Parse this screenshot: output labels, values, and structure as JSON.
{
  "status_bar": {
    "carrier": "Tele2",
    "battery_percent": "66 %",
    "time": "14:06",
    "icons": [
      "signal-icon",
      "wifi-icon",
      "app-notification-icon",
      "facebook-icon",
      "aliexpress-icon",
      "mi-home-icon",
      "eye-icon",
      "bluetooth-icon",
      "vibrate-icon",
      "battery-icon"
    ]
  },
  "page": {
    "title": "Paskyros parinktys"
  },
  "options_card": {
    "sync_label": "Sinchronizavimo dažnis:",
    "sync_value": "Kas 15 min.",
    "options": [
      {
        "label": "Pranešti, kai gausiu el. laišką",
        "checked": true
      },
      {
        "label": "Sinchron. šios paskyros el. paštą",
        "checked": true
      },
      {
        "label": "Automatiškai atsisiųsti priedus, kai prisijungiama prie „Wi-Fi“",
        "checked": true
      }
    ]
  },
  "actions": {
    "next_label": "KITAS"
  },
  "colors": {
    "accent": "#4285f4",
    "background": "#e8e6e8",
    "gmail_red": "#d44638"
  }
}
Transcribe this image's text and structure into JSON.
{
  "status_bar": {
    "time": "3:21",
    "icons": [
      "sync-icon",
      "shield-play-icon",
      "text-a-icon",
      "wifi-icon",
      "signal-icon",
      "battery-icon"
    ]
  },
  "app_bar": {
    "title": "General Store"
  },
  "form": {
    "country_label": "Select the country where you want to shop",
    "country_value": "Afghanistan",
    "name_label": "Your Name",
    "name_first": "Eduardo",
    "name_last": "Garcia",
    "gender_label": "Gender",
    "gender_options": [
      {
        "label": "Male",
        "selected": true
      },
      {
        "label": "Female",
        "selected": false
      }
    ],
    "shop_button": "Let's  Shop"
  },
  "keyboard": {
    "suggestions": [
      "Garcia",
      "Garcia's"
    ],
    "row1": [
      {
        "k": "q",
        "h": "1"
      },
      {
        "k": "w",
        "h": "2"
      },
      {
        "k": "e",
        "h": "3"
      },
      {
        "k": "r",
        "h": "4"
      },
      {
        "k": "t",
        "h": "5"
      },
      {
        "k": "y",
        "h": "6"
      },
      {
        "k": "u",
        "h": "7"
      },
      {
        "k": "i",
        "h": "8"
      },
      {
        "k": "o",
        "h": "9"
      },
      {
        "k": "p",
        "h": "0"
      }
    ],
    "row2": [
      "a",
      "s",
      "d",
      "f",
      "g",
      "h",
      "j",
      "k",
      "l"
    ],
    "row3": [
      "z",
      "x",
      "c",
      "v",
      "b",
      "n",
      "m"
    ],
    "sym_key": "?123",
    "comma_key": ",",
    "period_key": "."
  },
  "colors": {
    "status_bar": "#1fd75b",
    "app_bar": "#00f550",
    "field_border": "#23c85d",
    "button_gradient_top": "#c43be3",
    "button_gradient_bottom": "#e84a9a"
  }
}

•••

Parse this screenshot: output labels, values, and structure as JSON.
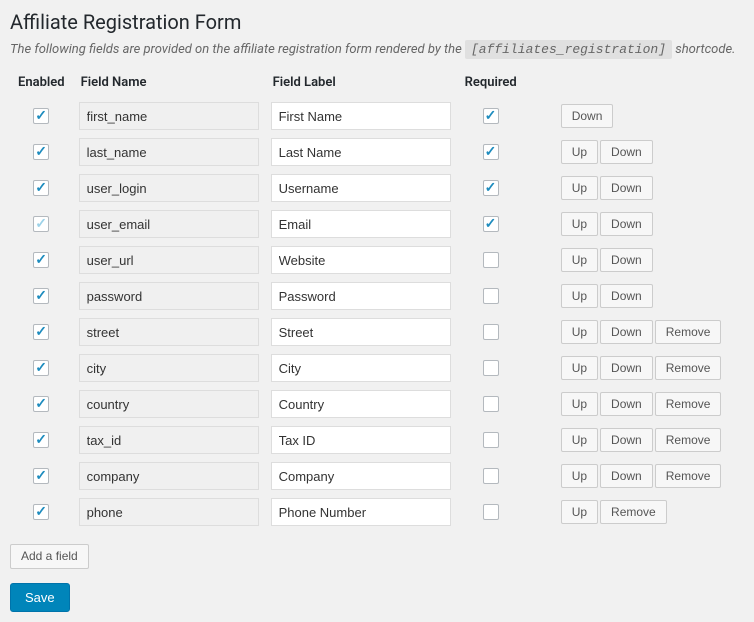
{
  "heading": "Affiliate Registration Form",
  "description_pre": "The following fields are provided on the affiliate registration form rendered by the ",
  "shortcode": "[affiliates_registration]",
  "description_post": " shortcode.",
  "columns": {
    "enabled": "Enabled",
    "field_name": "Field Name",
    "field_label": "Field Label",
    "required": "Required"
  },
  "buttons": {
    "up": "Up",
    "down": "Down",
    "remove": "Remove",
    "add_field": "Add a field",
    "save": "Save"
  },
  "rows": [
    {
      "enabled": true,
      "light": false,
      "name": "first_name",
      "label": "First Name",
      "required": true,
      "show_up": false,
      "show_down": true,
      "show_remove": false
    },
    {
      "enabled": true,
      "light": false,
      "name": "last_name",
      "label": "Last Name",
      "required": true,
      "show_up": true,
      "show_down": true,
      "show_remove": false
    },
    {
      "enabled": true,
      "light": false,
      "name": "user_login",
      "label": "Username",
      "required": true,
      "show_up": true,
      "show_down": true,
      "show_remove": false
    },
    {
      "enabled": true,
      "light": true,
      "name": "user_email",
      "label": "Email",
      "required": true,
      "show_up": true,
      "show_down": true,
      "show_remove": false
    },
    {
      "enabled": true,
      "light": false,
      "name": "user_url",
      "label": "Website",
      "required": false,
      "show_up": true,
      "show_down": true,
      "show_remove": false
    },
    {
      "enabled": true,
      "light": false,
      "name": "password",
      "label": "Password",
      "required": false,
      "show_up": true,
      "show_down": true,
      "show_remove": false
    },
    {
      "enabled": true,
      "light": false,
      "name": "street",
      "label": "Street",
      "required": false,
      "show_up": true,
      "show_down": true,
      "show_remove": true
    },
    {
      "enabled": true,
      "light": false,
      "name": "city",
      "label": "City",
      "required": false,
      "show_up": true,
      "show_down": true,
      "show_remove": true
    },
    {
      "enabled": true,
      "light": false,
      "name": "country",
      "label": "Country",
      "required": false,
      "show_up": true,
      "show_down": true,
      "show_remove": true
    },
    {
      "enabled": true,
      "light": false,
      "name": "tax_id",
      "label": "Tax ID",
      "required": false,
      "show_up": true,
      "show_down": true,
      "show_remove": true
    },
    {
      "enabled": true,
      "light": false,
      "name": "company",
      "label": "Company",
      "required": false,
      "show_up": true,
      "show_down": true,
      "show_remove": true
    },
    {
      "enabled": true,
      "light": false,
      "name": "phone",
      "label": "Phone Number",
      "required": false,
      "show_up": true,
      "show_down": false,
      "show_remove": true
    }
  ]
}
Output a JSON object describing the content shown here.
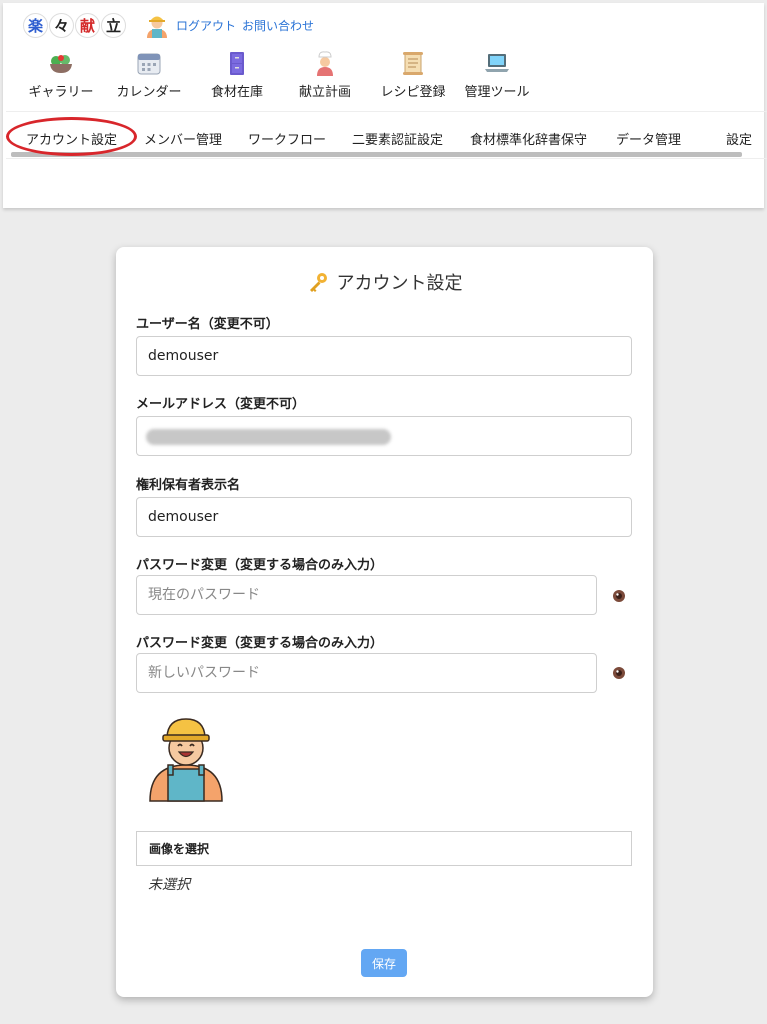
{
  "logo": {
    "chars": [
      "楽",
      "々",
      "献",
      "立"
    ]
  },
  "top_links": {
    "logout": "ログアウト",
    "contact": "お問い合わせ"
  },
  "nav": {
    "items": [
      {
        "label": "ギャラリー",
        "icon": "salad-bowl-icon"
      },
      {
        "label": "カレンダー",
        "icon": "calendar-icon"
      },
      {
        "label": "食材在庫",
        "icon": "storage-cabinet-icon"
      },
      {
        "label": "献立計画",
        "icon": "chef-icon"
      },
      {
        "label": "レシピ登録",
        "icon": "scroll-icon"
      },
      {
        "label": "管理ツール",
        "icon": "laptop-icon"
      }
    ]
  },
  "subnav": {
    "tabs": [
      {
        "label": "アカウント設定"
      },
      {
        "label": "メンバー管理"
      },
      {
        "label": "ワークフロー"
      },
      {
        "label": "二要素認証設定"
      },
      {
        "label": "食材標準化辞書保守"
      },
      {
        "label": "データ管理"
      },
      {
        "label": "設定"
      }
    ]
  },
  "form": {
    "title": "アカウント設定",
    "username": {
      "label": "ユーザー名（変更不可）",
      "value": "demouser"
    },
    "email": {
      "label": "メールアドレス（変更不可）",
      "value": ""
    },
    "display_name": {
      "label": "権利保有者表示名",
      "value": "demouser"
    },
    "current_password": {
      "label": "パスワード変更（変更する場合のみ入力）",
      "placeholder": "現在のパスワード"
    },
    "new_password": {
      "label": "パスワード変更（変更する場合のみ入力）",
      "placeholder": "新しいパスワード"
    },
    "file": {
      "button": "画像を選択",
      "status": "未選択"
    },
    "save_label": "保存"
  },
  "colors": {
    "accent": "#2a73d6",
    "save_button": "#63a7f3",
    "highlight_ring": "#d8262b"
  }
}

•••

What this task involves -
Return every line from the records above that holds the word "変更不可".

Response for this exercise -
      "label": "ユーザー名（変更不可）",
      "label": "メールアドレス（変更不可）",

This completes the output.